**Document excerpt**
** begin **
# Transportation blocks?



## AlexA (Mar 5, 2011)

Hi,

Ever since picking up my mk3 back in February the one thing that's been nagging me is how high the car sits compared to the mk2 even with the lowered S-Line suspension. After reading about dealers not removing transportation blocks I checked my car this evening and this is how the rear looked. Does anyone know whether the purple plastic thing is supposed to be there or if it is indeed a block/puck?









Thanks!

Alex


----------



## brittan (May 18, 2007)

They look like transport blocks to me. My RS does not have them.

No similar item shown in the parts list. On mine the orange rubber bump stop fits into the aluminium top mount.


----------



## AlexA (Mar 5, 2011)

brittan said:


> They look like transport blocks to me. My RS does not have them.
> 
> No similar item shown in the parts list. On mine the orange rubber bump stop fits into the aluminium top mount.


That's good to know, thanks! The car is going in to a dealer on Friday for an oil change so I'll probably ask them to look at this as well.


----------



## powerplay (Feb 8, 2008)

Whatever happened to the PDI checklist?!


----------



## ZephyR2 (Feb 20, 2013)

powerplay said:


> Whatever happened to the PDI checklist?!


I suppose you believe in fairies as well.


----------



## Toshiba (Jul 8, 2004)

So generally you have two items used for transport, ones a clip that going over the springs (normally used in pairs), the other is a lilac/blue collar that has a gap in it to go over the shocks strut..


----------



## phazer (Apr 2, 2018)

This is why I asked about a photo in the show us your mk3 thread where a car looked to be sitting very high.... when the Golf mk7 was first delivered in 2013, loads were having the blocks left in. VW issued a note to dealers about it - still happening all these years later.

That it's happening with Audi is no great surprise. Trouble is, if they're in too long they will screw the top mounts.


----------



## AlexA (Mar 5, 2011)

I spoke to the dealer today and they will have a look at it on Friday when the car's in.


----------



## AlexA (Mar 5, 2011)

The car was in today and the transport blocks were removed. The ride is much better now that I've actually got a (working) rear suspension. The service advisor also told me he had had the same thing happen with his own TT..


----------



## Hoggy (May 8, 2002)
** end **
**Prompt a**
Starting at the first line of the records and ending with the line that contains "Text: 16: 16 [150, 313, 163, 323]", express those lines as a JSON list of strings, one string per line, with blank lines omitted.

**Data provided**
** begin **
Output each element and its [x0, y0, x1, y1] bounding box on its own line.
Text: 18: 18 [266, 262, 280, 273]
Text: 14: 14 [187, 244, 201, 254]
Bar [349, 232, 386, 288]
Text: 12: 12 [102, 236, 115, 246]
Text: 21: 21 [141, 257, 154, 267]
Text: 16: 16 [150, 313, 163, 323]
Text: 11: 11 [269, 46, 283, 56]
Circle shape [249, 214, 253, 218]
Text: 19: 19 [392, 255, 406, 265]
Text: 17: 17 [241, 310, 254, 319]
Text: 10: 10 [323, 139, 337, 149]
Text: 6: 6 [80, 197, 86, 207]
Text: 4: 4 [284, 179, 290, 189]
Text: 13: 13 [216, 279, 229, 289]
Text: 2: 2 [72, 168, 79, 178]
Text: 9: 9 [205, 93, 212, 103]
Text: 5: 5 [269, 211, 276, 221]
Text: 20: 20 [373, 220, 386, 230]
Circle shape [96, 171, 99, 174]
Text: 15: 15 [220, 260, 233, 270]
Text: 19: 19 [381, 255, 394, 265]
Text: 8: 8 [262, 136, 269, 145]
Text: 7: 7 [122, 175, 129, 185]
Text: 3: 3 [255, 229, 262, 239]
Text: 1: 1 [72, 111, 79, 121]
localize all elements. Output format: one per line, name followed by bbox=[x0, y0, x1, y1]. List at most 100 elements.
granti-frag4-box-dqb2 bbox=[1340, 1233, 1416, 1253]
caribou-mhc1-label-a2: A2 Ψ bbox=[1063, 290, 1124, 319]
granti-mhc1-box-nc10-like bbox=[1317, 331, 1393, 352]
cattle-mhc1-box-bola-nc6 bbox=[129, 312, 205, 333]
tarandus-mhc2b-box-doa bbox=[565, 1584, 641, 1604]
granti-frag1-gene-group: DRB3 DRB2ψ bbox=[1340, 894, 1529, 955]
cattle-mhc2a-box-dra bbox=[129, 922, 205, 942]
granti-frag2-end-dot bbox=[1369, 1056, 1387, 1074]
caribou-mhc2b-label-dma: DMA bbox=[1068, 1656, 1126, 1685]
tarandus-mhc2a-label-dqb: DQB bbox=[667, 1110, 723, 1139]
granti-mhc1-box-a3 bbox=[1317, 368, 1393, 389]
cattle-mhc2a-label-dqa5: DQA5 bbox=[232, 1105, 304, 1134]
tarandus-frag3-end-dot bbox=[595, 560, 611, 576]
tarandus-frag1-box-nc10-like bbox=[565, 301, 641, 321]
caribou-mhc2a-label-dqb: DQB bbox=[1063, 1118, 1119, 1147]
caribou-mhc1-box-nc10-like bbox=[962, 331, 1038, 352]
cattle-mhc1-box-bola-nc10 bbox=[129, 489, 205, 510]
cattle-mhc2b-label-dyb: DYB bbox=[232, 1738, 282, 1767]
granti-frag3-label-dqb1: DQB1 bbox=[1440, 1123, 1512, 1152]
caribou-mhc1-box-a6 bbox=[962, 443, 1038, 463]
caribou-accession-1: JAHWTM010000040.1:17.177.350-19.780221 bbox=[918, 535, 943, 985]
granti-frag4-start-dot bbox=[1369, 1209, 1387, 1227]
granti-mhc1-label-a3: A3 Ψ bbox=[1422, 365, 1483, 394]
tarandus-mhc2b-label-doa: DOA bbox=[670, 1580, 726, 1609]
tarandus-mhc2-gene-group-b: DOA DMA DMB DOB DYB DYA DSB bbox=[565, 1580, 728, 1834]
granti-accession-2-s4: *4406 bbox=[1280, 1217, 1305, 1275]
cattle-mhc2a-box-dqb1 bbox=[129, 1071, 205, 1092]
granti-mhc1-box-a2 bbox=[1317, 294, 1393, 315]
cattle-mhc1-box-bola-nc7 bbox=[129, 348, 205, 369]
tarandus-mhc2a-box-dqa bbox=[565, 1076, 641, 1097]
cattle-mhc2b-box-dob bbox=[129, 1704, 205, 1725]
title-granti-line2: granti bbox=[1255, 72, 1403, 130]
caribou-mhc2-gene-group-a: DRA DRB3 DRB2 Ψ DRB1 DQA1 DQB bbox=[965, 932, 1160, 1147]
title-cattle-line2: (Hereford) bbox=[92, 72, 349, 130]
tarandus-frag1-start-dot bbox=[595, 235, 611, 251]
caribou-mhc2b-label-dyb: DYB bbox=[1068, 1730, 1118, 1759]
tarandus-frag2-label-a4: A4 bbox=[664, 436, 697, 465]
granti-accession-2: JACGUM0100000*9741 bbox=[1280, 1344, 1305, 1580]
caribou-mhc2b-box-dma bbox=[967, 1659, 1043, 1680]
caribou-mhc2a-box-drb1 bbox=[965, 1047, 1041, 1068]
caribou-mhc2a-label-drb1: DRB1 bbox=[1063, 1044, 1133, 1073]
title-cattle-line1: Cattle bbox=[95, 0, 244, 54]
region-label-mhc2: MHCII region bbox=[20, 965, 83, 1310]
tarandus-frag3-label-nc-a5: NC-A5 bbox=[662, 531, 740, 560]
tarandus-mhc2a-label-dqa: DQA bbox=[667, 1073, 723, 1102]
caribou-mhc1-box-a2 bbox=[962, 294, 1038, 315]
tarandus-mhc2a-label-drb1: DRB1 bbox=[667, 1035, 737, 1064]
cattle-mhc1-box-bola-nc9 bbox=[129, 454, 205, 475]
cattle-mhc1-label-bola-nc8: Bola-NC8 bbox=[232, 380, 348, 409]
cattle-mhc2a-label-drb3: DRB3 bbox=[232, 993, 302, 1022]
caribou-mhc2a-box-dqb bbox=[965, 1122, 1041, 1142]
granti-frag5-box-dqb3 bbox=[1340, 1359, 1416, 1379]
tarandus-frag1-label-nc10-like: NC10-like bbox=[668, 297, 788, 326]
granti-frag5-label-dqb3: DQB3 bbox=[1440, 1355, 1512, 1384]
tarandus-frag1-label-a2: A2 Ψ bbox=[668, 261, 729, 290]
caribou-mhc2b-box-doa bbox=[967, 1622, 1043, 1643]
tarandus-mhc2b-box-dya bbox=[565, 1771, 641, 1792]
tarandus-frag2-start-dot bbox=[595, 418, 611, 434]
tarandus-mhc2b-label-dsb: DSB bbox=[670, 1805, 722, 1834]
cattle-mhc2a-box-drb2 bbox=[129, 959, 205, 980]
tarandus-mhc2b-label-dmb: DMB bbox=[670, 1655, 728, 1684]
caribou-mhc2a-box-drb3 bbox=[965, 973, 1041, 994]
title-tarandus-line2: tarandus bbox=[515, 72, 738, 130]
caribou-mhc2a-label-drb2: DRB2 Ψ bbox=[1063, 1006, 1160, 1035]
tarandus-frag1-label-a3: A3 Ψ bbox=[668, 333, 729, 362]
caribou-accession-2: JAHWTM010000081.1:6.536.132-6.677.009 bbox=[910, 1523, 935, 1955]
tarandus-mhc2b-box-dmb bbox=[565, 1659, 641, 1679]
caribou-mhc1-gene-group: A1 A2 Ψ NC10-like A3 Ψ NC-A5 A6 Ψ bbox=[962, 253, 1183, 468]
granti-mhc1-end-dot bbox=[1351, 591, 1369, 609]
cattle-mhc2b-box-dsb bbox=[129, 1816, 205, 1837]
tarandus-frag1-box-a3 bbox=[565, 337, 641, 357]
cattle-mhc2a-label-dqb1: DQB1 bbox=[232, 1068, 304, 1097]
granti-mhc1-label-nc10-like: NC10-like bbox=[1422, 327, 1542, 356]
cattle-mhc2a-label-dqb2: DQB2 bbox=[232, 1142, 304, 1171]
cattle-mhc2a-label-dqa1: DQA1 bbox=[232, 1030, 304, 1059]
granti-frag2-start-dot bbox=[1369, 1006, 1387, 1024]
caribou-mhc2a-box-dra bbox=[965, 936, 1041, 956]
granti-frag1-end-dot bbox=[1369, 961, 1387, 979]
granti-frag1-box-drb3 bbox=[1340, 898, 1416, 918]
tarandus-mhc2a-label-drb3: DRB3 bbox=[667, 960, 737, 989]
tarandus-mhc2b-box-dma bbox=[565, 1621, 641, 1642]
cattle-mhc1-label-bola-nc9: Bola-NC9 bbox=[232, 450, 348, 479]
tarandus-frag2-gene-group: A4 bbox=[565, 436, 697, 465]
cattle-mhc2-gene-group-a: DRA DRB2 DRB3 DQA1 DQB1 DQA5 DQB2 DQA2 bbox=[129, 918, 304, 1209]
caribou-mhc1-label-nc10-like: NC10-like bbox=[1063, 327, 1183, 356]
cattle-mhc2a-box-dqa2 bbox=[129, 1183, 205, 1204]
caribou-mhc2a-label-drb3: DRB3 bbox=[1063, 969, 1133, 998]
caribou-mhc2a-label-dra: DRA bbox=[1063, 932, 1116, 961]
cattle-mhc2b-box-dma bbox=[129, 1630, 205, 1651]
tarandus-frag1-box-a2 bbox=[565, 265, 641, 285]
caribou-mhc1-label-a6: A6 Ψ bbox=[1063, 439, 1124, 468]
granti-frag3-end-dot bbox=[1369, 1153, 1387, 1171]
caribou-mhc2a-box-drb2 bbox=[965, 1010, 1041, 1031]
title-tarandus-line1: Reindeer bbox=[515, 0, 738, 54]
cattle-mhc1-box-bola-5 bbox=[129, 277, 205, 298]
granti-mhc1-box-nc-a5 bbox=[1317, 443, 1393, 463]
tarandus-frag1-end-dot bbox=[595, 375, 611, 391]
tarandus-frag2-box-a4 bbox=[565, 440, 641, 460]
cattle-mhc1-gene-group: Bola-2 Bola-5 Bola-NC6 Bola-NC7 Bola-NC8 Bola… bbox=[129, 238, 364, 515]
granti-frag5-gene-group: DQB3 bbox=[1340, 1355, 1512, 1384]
** end **
**Prompt b**
For the forum thread on transportation blocks, answer yes or no to each statement and quote the words from the thread that decide it: (i) A rear suspension collar used for transport is described as orange. (ii) The transport blocks were removed when the car went to the dealer. (iii) VW sent dealers a note about blocks being left in.

**Expected answer a**
[
  "Output each element and its [x0, y0, x1, y1] bounding box on its own line.",
  "Text: 18: 18 [266, 262, 280, 273]",
  "Text: 14: 14 [187, 244, 201, 254]",
  "Bar [349, 232, 386, 288]",
  "Text: 12: 12 [102, 236, 115, 246]",
  "Text: 21: 21 [141, 257, 154, 267]",
  "Text: 16: 16 [150, 313, 163, 323]"
]

**Expected answer b**
(i) No: "the other is a lilac/blue collar that has a gap in it to go over the shocks strut"
(ii) Yes: "The car was in today and the transport blocks were removed."
(iii) Yes: "VW issued a note to dealers about it"